Start of SOURCE RECORDS

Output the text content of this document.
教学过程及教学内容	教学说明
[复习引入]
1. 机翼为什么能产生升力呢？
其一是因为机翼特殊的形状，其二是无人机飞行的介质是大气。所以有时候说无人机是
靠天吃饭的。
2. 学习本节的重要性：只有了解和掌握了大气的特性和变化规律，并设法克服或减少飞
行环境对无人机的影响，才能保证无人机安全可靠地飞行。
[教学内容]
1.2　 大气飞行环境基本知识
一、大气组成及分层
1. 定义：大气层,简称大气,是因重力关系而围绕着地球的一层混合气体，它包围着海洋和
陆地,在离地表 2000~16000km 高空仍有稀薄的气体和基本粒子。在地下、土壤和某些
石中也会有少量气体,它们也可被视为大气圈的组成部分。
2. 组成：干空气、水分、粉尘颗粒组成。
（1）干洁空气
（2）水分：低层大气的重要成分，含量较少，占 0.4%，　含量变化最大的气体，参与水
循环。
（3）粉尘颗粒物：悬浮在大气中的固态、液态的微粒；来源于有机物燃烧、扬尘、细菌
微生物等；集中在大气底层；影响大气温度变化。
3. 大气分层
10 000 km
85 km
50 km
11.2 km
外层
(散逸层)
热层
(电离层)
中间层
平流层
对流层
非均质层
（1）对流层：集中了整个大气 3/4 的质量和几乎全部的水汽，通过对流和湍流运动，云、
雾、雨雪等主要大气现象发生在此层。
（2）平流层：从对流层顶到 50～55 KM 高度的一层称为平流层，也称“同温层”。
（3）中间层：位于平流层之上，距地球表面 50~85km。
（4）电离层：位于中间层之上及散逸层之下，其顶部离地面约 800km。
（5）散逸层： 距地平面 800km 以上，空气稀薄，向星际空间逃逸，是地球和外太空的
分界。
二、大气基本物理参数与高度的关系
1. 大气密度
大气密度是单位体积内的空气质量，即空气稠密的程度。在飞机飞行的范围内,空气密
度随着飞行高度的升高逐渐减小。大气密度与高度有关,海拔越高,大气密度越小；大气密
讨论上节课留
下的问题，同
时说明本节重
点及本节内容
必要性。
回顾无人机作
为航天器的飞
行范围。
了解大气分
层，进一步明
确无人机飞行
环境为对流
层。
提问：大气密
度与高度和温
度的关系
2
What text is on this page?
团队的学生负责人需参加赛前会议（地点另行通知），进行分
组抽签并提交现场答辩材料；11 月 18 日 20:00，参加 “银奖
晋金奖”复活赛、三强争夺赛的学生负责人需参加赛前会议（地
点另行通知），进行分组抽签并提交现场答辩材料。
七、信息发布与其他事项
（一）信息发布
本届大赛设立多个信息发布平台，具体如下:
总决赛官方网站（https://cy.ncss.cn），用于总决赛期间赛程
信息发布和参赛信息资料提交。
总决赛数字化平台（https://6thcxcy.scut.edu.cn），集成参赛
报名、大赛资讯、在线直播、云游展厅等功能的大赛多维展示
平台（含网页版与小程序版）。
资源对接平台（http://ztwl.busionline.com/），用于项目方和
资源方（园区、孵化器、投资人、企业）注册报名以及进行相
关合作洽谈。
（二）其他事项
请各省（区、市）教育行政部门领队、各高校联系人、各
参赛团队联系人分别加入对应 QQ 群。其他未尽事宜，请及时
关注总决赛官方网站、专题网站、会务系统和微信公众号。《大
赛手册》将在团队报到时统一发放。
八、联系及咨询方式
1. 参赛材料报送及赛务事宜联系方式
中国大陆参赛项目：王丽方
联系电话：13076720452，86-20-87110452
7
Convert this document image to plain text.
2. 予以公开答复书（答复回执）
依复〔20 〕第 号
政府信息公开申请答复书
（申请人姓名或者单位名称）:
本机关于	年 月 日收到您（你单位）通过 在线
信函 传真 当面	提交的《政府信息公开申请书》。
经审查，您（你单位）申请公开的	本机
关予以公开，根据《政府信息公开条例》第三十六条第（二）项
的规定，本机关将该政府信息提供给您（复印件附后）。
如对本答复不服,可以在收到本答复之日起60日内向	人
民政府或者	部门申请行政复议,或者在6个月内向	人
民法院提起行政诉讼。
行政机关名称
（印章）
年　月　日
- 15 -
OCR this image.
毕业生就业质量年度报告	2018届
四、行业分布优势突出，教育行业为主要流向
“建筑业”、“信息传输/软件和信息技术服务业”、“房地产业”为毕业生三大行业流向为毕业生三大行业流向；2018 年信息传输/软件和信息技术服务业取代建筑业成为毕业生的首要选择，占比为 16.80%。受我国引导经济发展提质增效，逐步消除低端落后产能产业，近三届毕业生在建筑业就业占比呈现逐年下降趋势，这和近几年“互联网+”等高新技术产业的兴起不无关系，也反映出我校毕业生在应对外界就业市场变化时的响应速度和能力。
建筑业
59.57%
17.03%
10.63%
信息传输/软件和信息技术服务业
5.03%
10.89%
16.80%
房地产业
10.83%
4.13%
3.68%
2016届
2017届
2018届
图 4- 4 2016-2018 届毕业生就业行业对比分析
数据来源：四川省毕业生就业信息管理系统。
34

End of SOURCE RECORDS

__AIM OF THE EXERCISE__:
Copy out every line of the material above that mentions the word "this".

__SOLUTION__:
Output the text content of this document.
What text is on this page?
Convert this document image to plain text.
OCR this image.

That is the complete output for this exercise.